## begin Provided records

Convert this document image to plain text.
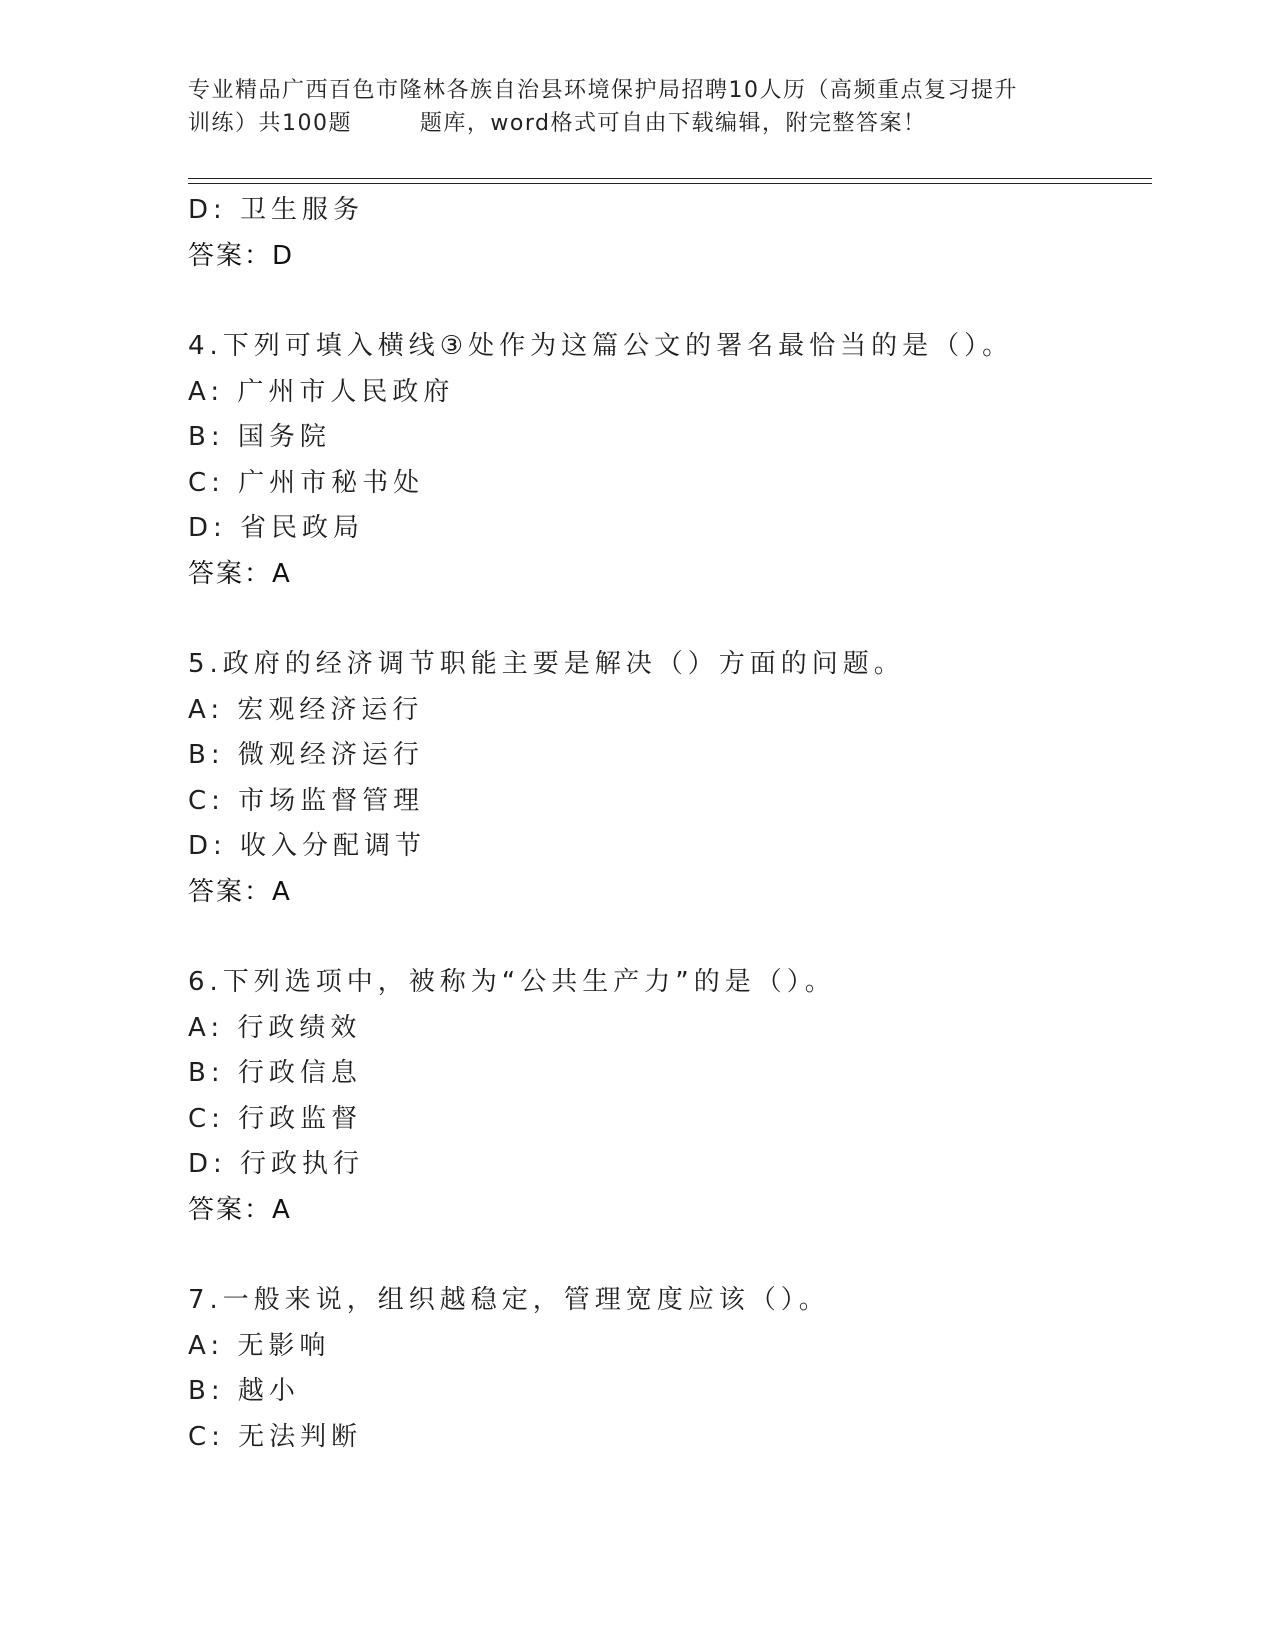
专业精品广西百色市隆林各族自治县环境保护局招聘10人历（高频重点复习提升
训练）共100题        题库，word格式可自由下载编辑，附完整答案！
D: 卫生服务
答案：D
4.下列可填入横线③处作为这篇公文的署名最恰当的是（）。
A: 广州市人民政府
B: 国务院
C: 广州市秘书处
D: 省民政局
答案：A
5.政府的经济调节职能主要是解决（）方面的问题。
A: 宏观经济运行
B: 微观经济运行
C: 市场监督管理
D: 收入分配调节
答案：A
6.下列选项中，被称为“公共生产力”的是（）。
A: 行政绩效
B: 行政信息
C: 行政监督
D: 行政执行
答案：A
7.一般来说，组织越稳定，管理宽度应该（）。
A: 无影响
B: 越小
C: 无法判断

## end Provided records

What the task requires >> Transcribe every entry word for word, but omit the pictures.

Task output >>
Convert this document image to plain text.
专业精品广西百色市隆林各族自治县环境保护局招聘10人历（高频重点复习提升
训练）共100题        题库，word格式可自由下载编辑，附完整答案！
D: 卫生服务
答案：D
4.下列可填入横线③处作为这篇公文的署名最恰当的是（）。
A: 广州市人民政府
B: 国务院
C: 广州市秘书处
D: 省民政局
答案：A
5.政府的经济调节职能主要是解决（）方面的问题。
A: 宏观经济运行
B: 微观经济运行
C: 市场监督管理
D: 收入分配调节
答案：A
6.下列选项中，被称为“公共生产力”的是（）。
A: 行政绩效
B: 行政信息
C: 行政监督
D: 行政执行
答案：A
7.一般来说，组织越稳定，管理宽度应该（）。
A: 无影响
B: 越小
C: 无法判断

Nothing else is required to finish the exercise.